Problem requirements
Copy, from the entries below, each line in which the string "ylabel" appears.

Supplied information
******
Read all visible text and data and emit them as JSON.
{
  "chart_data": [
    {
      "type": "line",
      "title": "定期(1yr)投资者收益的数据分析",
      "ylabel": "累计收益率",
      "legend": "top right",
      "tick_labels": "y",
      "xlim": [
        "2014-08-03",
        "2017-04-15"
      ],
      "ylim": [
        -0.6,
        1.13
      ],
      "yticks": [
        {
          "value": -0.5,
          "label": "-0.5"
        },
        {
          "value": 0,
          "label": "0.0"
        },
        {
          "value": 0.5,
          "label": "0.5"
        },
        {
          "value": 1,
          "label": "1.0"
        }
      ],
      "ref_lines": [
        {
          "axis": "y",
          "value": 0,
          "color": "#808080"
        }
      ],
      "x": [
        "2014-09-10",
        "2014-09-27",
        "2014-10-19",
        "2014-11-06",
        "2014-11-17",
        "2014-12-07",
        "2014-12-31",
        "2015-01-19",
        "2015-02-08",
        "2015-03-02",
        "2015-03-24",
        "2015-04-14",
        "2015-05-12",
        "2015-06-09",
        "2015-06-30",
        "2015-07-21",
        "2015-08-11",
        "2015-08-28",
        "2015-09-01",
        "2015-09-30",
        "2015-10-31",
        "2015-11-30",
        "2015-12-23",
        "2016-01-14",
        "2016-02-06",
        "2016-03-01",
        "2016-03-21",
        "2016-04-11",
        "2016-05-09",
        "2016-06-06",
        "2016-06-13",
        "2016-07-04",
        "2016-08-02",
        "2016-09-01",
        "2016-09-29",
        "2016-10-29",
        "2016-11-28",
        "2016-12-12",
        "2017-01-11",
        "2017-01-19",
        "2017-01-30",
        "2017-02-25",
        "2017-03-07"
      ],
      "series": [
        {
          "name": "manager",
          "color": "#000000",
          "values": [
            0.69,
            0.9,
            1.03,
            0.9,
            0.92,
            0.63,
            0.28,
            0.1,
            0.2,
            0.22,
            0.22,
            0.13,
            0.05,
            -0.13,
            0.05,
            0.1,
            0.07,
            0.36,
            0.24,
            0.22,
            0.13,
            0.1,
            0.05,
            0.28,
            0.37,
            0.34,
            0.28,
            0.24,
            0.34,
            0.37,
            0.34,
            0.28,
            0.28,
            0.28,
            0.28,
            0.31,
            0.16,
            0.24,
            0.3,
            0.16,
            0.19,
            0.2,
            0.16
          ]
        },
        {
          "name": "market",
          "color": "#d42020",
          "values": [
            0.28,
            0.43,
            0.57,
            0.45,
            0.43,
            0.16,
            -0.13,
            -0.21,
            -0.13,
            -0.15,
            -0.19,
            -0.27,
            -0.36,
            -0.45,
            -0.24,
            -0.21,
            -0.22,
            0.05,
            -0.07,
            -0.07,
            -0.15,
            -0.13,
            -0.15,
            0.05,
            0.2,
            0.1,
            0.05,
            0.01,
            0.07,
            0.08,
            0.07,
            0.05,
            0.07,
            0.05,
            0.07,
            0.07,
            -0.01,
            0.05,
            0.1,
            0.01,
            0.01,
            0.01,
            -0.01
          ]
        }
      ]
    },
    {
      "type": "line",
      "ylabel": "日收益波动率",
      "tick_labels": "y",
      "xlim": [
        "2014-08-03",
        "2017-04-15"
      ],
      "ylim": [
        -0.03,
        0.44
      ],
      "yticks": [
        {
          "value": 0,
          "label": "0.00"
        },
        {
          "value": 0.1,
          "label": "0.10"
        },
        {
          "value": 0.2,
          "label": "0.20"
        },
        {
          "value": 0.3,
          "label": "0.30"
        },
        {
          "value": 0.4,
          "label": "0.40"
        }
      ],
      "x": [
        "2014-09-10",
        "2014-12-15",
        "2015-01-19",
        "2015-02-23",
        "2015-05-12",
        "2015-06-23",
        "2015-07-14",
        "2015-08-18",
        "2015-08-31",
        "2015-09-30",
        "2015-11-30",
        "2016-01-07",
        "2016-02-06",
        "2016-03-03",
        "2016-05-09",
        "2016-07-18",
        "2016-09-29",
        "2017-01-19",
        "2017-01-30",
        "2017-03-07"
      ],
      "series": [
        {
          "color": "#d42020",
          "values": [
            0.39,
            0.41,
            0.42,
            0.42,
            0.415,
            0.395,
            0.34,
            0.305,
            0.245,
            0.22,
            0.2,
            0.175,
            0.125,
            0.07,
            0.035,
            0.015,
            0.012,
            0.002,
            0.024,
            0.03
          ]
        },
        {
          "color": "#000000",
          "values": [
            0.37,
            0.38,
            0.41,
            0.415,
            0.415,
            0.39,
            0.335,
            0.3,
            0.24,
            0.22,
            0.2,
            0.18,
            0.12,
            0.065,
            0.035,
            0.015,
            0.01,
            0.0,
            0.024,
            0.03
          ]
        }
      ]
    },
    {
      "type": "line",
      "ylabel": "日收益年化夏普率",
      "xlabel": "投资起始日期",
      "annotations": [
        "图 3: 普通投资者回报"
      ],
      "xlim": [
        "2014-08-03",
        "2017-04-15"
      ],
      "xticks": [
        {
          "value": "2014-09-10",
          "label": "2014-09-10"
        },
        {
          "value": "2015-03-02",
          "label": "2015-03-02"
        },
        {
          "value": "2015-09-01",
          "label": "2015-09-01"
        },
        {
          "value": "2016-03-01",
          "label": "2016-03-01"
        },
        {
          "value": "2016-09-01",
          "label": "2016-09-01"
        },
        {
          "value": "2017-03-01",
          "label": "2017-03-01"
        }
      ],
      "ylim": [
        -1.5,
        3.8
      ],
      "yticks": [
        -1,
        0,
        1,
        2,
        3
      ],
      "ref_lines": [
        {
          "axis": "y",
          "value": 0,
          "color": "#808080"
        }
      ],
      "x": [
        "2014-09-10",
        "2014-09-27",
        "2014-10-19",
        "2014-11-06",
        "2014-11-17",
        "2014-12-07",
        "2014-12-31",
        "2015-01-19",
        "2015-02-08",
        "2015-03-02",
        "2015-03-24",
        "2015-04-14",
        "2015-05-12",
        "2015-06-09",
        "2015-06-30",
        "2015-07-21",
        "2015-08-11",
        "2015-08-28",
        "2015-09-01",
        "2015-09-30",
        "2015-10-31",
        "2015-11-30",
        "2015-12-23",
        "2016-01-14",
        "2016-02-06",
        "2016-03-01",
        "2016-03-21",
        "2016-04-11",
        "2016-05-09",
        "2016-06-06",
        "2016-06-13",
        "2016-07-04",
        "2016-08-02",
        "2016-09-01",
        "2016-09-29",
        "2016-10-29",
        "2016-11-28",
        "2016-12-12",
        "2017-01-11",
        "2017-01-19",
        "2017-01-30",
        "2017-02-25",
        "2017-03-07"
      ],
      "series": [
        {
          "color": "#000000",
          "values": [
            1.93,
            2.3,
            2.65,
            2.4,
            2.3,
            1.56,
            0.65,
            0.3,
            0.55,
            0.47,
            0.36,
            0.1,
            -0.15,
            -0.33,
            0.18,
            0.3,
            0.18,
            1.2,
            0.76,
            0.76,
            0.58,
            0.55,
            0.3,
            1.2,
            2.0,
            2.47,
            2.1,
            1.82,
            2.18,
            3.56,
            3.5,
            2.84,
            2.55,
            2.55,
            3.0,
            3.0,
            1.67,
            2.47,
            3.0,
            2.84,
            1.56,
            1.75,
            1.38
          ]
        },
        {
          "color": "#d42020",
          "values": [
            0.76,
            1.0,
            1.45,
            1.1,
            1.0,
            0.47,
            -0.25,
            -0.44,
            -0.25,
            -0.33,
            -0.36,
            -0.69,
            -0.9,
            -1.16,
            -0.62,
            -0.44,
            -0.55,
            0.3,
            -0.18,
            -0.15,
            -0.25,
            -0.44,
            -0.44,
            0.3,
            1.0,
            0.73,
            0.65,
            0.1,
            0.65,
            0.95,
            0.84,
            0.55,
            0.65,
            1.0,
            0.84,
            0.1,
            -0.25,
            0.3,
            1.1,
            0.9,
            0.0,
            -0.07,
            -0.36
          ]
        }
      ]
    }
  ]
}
******
Answer for the task
      "ylabel": "累计收益率",
      "ylabel": "日收益波动率",
      "ylabel": "日收益年化夏普率",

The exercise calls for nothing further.